→ **ENTRIES SUPPLIED**

══════════════════════════════

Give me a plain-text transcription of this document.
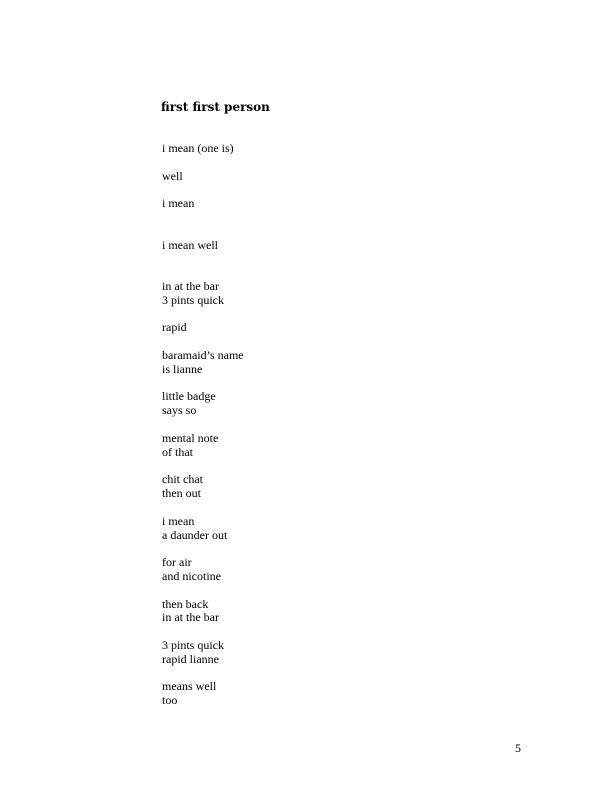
first first person
i mean (one is)
well
i mean
i mean well
in at the bar
3 pints quick
rapid
baramaid’s name
is lianne
little badge
says so
mental note
of that
chit chat
then out
i mean
a daunder out
for air
and nicotine
then back
in at the bar
3 pints quick
rapid lianne
means well
too
5
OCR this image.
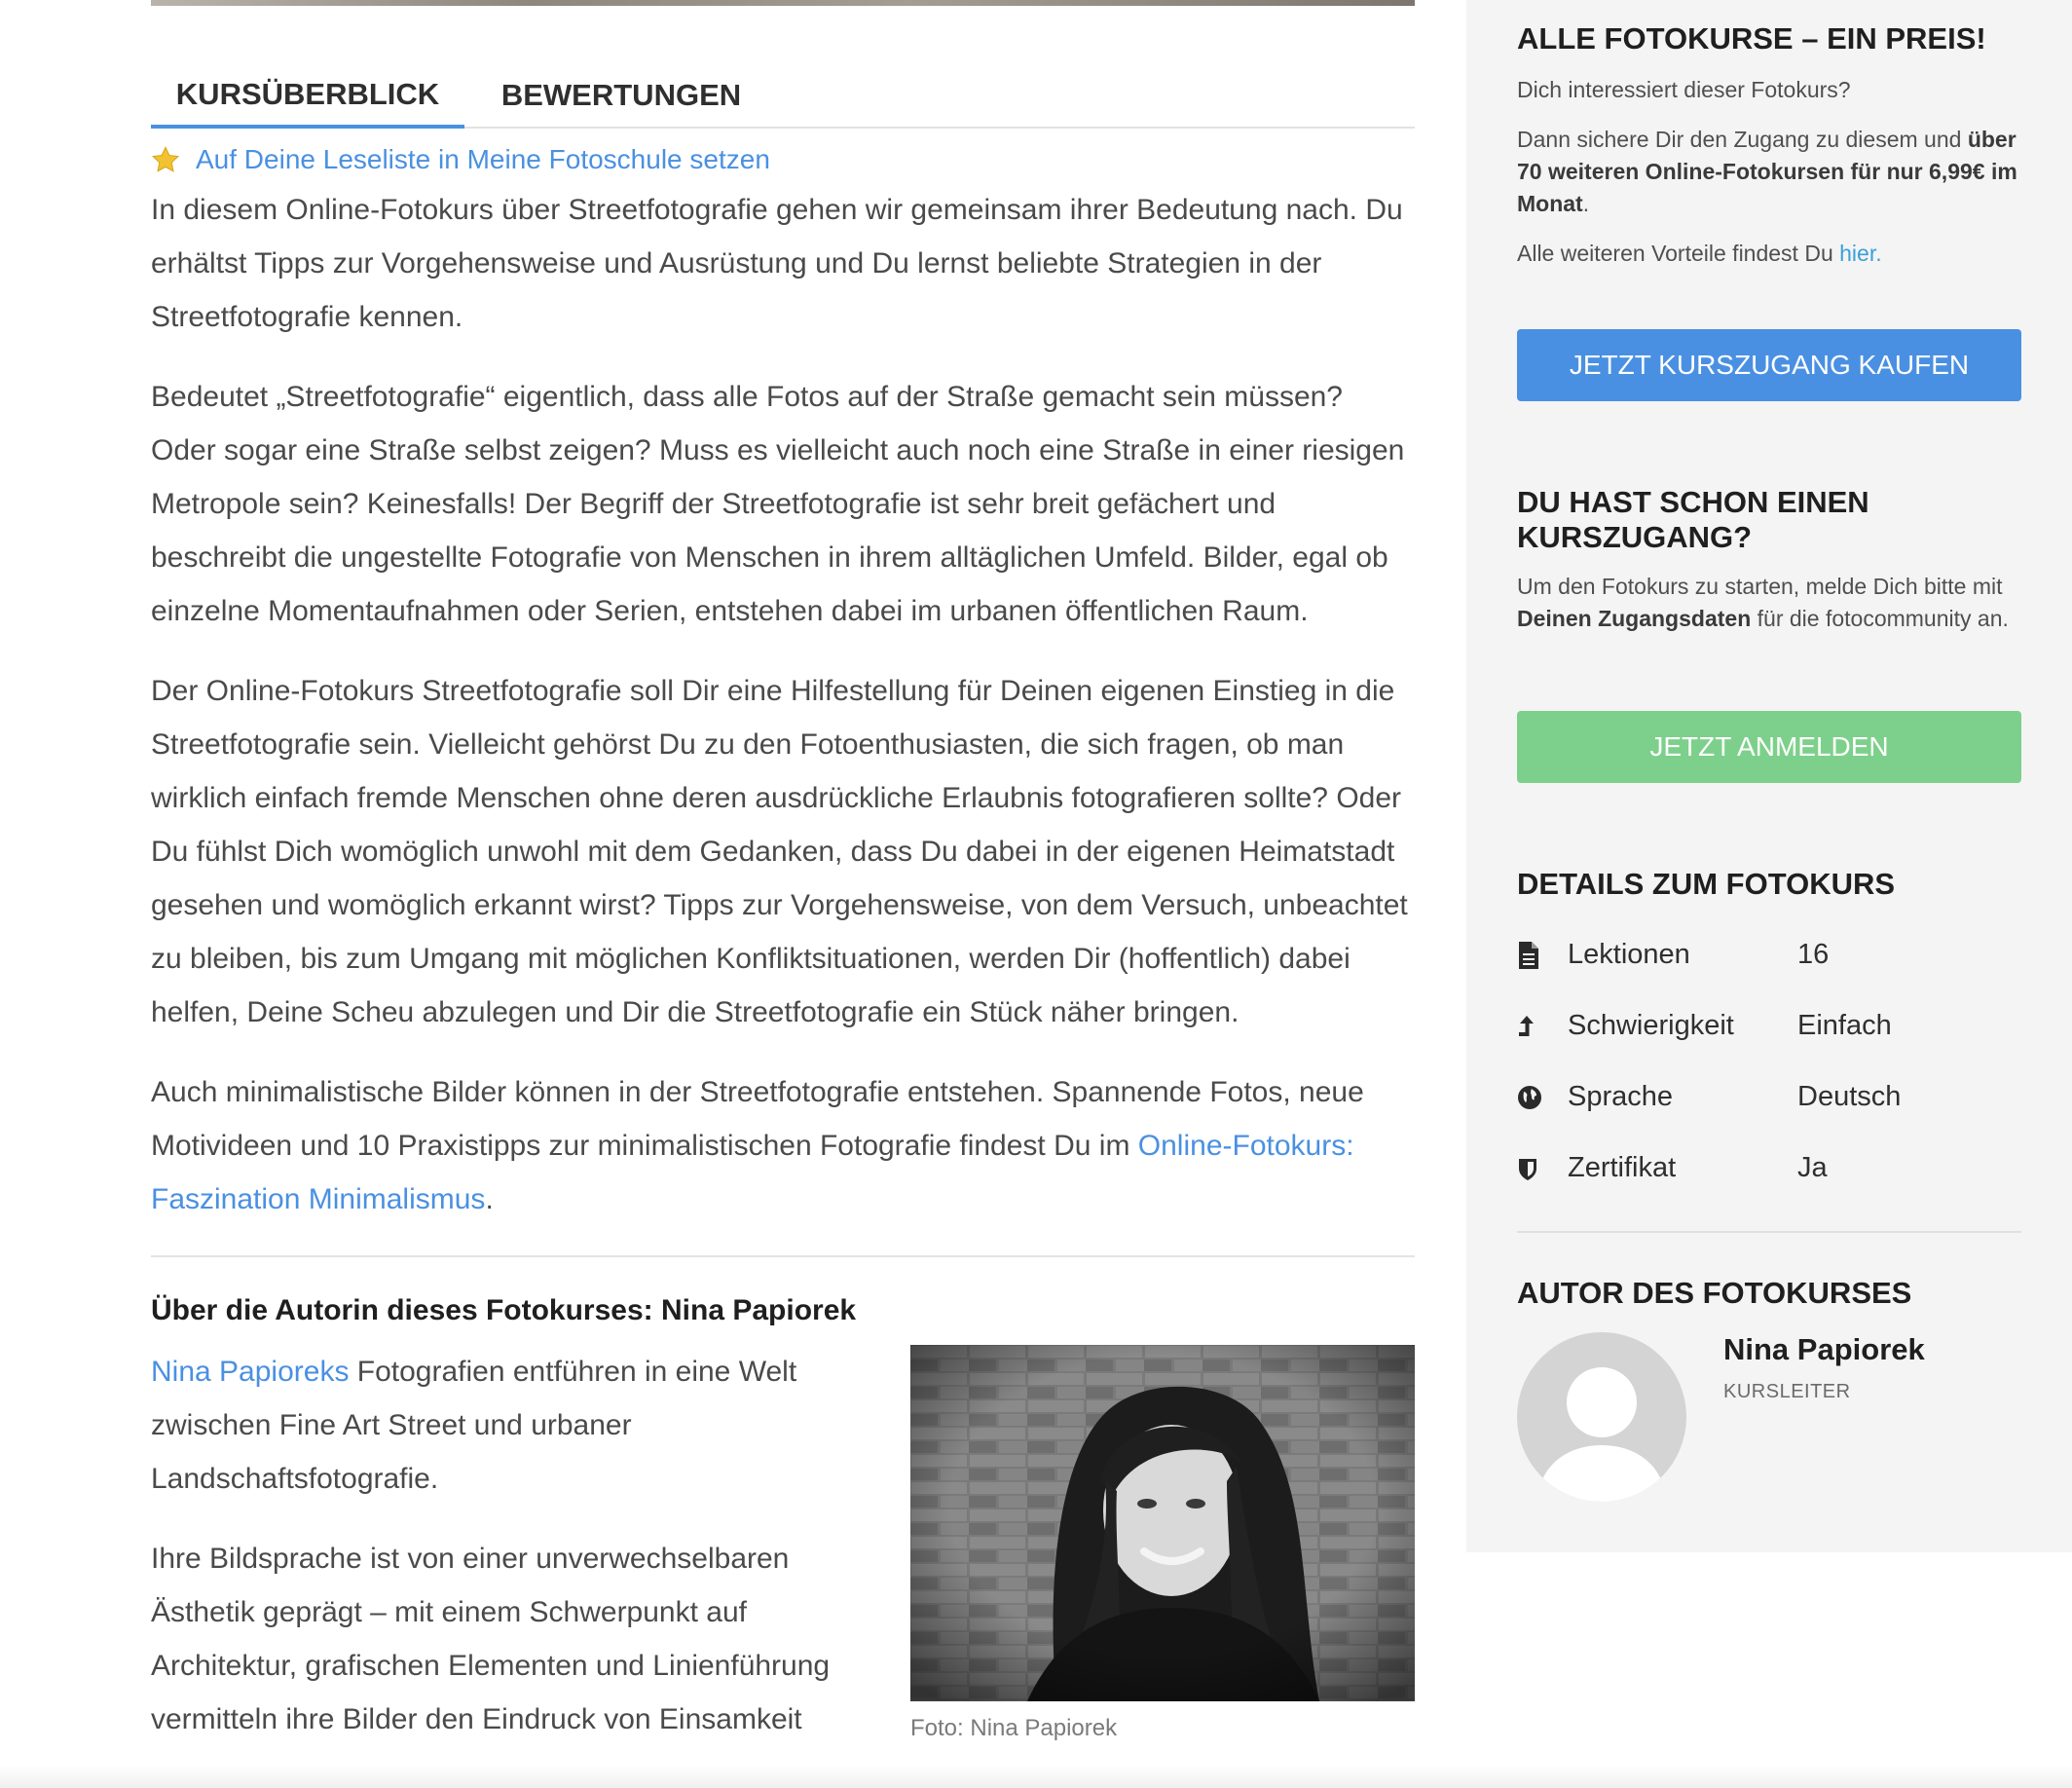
KURSÜBERBLICK	BEWERTUNGEN
Auf Deine Leseliste in Meine Fotoschule setzen

In diesem Online-Fotokurs über Streetfotografie gehen wir gemeinsam ihrer Bedeutung nach. Du erhältst Tipps zur Vorgehensweise und Ausrüstung und Du lernst beliebte Strategien in der Streetfotografie kennen.

Bedeutet „Streetfotografie“ eigentlich, dass alle Fotos auf der Straße gemacht sein müssen? Oder sogar eine Straße selbst zeigen? Muss es vielleicht auch noch eine Straße in einer riesigen Metropole sein? Keinesfalls! Der Begriff der Streetfotografie ist sehr breit gefächert und beschreibt die ungestellte Fotografie von Menschen in ihrem alltäglichen Umfeld. Bilder, egal ob einzelne Momentaufnahmen oder Serien, entstehen dabei im urbanen öffentlichen Raum.

Der Online-Fotokurs Streetfotografie soll Dir eine Hilfestellung für Deinen eigenen Einstieg in die Streetfotografie sein. Vielleicht gehörst Du zu den Fotoenthusiasten, die sich fragen, ob man wirklich einfach fremde Menschen ohne deren ausdrückliche Erlaubnis fotografieren sollte? Oder Du fühlst Dich womöglich unwohl mit dem Gedanken, dass Du dabei in der eigenen Heimatstadt gesehen und womöglich erkannt wirst? Tipps zur Vorgehensweise, von dem Versuch, unbeachtet zu bleiben, bis zum Umgang mit möglichen Konfliktsituationen, werden Dir (hoffentlich) dabei helfen, Deine Scheu abzulegen und Dir die Streetfotografie ein Stück näher bringen.

Auch minimalistische Bilder können in der Streetfotografie entstehen. Spannende Fotos, neue Motivideen und 10 Praxistipps zur minimalistischen Fotografie findest Du im Online-Fotokurs: Faszination Minimalismus.

Über die Autorin dieses Fotokurses: Nina Papiorek

Nina Papioreks Fotografien entführen in eine Welt zwischen Fine Art Street und urbaner Landschaftsfotografie.

Ihre Bildsprache ist von einer unverwechselbaren Ästhetik geprägt – mit einem Schwerpunkt auf Architektur, grafischen Elementen und Linienführung vermitteln ihre Bilder den Eindruck von Einsamkeit	Foto: Nina Papiorek
ALLE FOTOKURSE – EIN PREIS!

Dich interessiert dieser Fotokurs?

Dann sichere Dir den Zugang zu diesem und über 70 weiteren Online-Fotokursen für nur 6,99€ im Monat.

Alle weiteren Vorteile findest Du hier.

JETZT KURSZUGANG KAUFEN
DU HAST SCHON EINEN KURSZUGANG?

Um den Fotokurs zu starten, melde Dich bitte mit Deinen Zugangsdaten für die fotocommunity an.

JETZT ANMELDEN
DETAILS ZUM FOTOKURS
Lektionen	16
Schwierigkeit	Einfach
Sprache	Deutsch
Zertifikat	Ja
AUTOR DES FOTOKURSES
Nina Papiorek
KURSLEITER
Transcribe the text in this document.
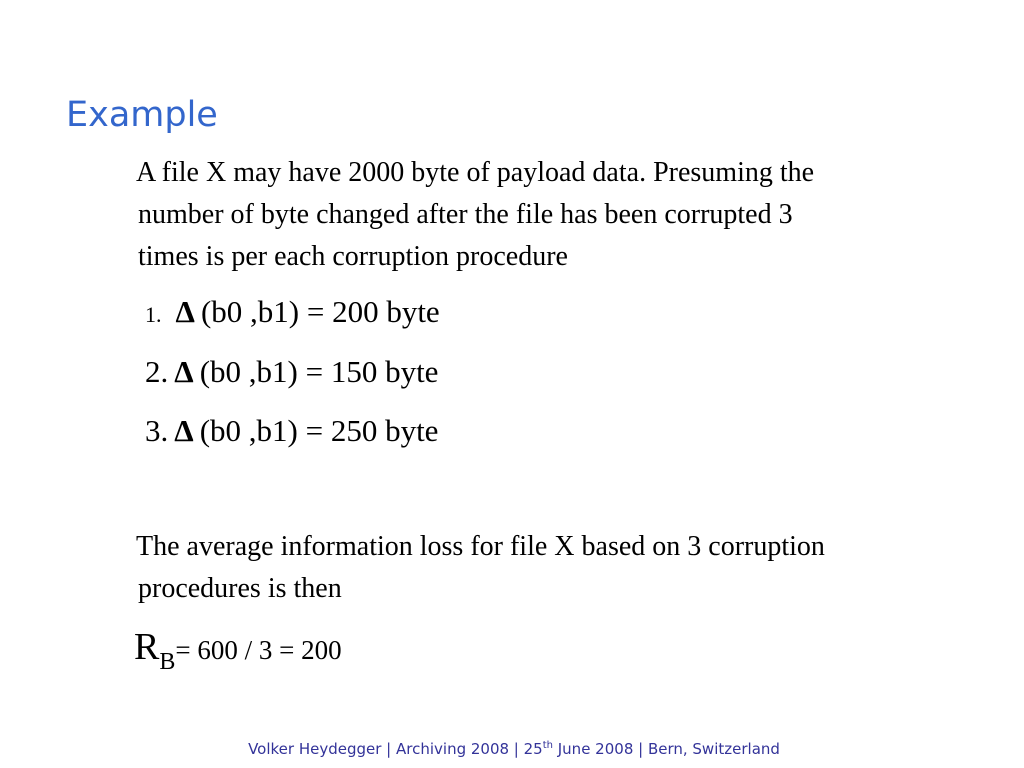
Example
A file X may have 2000 byte of payload data. Presuming the
number of byte changed after the file has been corrupted 3
times is per each corruption procedure
1. Δ (b0 ,b1) = 200 byte
2. Δ (b0 ,b1) = 150 byte
3. Δ (b0 ,b1) = 250 byte
The average information loss for file X based on 3 corruption
procedures is then
RB= 600 / 3 = 200
Volker Heydegger | Archiving 2008 | 25th June 2008 | Bern, Switzerland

══════════════════════════════

→ **CHALLENGE**
Gather all lines of the records that include the word "byte".

→ **CORRECT ANSWER**
A file X may have 2000 byte of payload data. Presuming the
number of byte changed after the file has been corrupted 3
1. Δ (b0 ,b1) = 200 byte
2. Δ (b0 ,b1) = 150 byte
3. Δ (b0 ,b1) = 250 byte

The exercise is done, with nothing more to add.